-- Start Supplied material --

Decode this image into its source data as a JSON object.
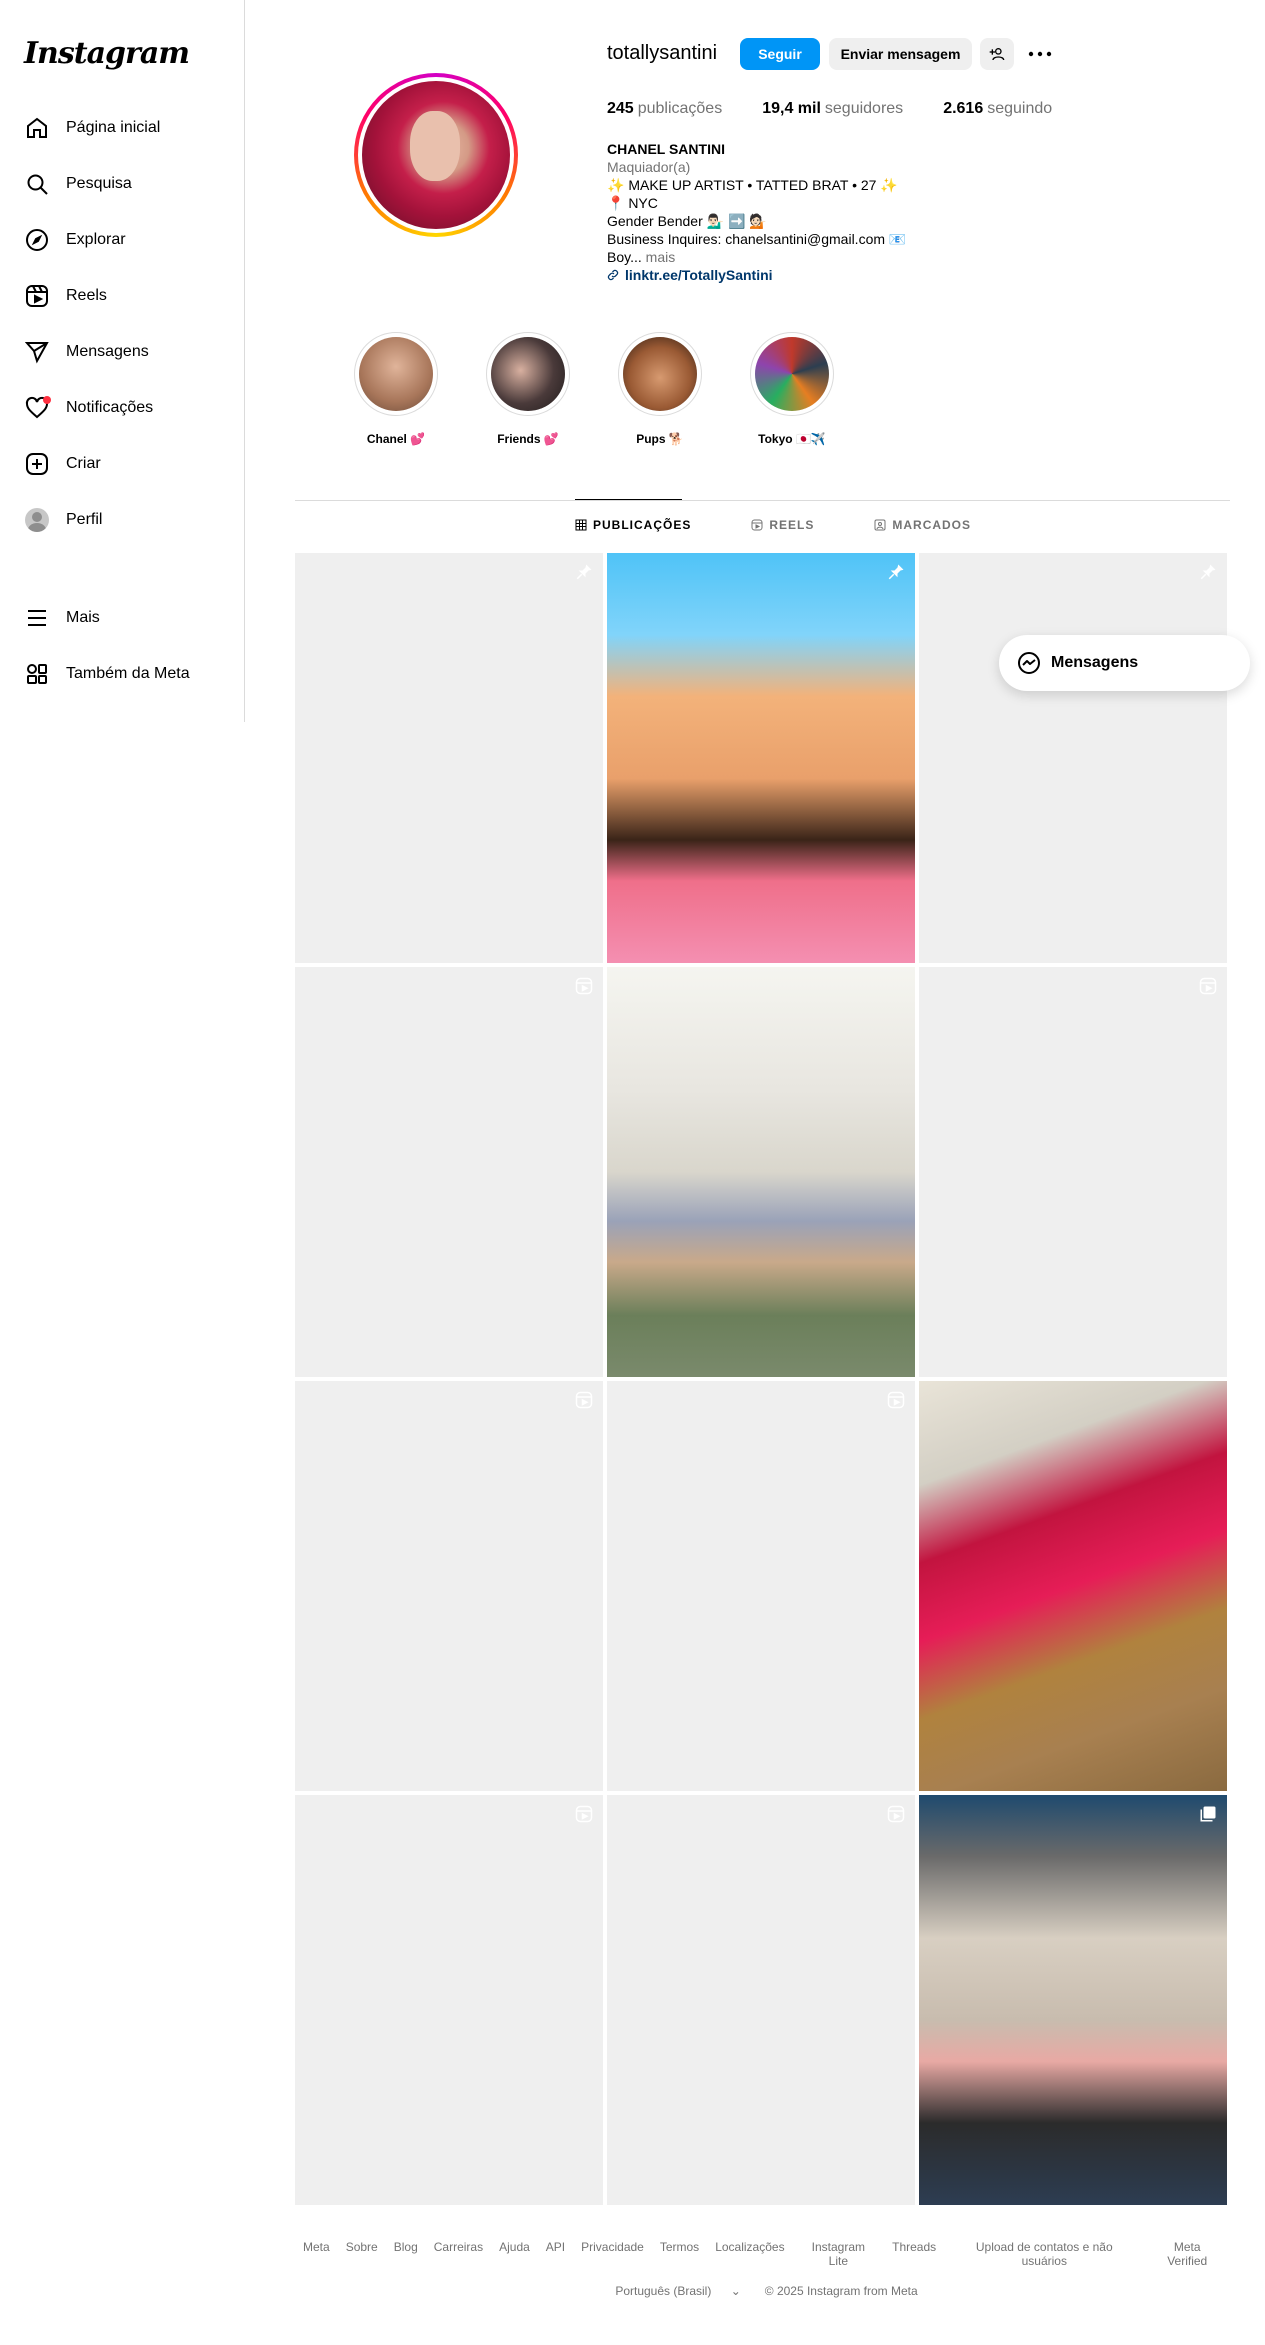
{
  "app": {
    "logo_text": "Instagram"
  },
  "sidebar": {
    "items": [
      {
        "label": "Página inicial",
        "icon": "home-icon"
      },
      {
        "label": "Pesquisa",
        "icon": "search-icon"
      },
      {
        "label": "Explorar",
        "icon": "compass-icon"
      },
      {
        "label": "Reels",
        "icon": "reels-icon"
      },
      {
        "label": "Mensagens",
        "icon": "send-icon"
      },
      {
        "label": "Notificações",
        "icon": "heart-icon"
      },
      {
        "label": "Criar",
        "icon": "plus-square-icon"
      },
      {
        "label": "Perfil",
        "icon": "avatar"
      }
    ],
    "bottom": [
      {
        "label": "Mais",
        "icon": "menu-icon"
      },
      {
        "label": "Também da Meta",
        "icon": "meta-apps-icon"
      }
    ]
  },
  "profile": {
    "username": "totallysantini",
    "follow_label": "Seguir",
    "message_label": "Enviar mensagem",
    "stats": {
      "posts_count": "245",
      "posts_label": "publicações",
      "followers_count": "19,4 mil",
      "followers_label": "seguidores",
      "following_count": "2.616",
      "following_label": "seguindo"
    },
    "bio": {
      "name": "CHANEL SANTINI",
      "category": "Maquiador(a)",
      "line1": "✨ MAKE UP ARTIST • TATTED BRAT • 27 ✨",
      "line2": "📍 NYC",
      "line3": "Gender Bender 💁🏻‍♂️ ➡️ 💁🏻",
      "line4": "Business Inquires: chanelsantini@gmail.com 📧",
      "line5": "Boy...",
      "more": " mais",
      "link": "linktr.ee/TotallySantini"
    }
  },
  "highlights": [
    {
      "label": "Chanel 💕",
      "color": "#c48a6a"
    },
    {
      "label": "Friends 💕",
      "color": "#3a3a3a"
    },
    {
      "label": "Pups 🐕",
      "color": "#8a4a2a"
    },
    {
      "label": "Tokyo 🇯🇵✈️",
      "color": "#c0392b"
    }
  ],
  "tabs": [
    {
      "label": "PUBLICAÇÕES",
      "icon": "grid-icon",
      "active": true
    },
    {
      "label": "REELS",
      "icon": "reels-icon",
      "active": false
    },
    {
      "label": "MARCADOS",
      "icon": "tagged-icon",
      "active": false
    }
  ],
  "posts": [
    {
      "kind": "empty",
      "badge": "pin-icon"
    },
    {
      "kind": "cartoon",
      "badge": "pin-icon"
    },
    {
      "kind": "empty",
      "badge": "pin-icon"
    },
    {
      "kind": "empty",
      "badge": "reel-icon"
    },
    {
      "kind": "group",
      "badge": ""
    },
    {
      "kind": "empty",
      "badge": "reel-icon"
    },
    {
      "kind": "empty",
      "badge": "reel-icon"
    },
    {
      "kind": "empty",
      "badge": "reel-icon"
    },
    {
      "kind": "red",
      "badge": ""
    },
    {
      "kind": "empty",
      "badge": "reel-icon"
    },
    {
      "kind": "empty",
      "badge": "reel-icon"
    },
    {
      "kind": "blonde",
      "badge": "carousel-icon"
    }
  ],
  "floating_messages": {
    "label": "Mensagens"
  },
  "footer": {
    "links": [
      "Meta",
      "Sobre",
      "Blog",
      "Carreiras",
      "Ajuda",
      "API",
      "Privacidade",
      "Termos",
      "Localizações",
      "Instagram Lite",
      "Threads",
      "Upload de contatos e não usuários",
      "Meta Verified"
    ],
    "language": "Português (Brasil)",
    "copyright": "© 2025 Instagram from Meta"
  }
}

-- End Supplied material --
-- Start Supplied material --

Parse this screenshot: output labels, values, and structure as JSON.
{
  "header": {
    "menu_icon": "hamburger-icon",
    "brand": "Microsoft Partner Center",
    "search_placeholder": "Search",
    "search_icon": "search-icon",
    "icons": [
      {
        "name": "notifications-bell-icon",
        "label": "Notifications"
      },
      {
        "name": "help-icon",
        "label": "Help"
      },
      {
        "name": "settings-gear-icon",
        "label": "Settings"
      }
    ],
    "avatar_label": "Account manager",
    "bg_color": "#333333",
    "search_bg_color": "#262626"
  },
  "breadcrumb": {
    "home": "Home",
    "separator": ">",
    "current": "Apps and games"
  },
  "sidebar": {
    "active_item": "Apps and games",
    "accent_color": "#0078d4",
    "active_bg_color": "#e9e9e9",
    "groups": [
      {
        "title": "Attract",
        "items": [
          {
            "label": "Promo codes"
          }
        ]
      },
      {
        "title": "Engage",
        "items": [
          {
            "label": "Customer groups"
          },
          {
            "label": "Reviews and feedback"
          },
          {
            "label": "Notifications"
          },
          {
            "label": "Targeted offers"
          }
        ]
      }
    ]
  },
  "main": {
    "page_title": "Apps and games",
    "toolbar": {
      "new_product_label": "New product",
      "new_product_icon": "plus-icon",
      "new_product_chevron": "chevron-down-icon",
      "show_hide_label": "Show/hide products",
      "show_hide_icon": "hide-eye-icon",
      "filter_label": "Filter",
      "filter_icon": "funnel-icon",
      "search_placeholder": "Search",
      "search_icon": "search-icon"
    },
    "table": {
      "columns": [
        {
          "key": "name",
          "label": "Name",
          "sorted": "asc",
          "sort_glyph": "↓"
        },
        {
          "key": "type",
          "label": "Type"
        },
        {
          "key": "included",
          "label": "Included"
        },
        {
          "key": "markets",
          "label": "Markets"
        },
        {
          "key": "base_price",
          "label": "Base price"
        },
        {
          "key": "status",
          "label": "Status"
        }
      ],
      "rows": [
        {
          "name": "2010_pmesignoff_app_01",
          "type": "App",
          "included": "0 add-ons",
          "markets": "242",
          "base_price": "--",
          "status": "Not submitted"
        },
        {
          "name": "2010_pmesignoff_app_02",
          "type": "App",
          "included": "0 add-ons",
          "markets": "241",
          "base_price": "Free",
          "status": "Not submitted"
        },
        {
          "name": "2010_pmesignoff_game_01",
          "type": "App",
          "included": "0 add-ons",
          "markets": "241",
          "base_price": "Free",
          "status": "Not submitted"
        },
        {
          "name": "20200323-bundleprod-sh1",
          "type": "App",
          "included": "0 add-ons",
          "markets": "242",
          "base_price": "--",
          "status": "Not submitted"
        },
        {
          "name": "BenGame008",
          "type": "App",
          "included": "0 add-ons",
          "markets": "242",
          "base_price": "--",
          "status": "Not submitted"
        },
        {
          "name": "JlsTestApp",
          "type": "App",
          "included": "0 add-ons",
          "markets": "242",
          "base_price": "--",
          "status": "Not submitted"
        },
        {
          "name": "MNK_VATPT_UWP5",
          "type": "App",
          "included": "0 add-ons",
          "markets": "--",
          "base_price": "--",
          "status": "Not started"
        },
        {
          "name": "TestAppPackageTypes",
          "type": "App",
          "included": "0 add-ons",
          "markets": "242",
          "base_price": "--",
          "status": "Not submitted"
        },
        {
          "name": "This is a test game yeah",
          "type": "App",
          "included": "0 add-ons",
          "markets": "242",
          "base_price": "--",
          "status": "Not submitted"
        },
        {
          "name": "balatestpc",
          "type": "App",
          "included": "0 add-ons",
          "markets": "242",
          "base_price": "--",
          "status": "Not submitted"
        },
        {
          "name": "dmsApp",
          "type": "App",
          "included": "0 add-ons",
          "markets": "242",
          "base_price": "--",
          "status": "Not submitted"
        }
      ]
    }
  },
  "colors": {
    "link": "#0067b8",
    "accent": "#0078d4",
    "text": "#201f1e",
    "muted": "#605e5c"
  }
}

-- End Supplied material --

_Written problem_
Pick out the lines containing the string "Instagram" and show them.

_Answer for the task_
    "logo_text": "Instagram"
      "Instagram Lite",
    "copyright": "© 2025 Instagram from Meta"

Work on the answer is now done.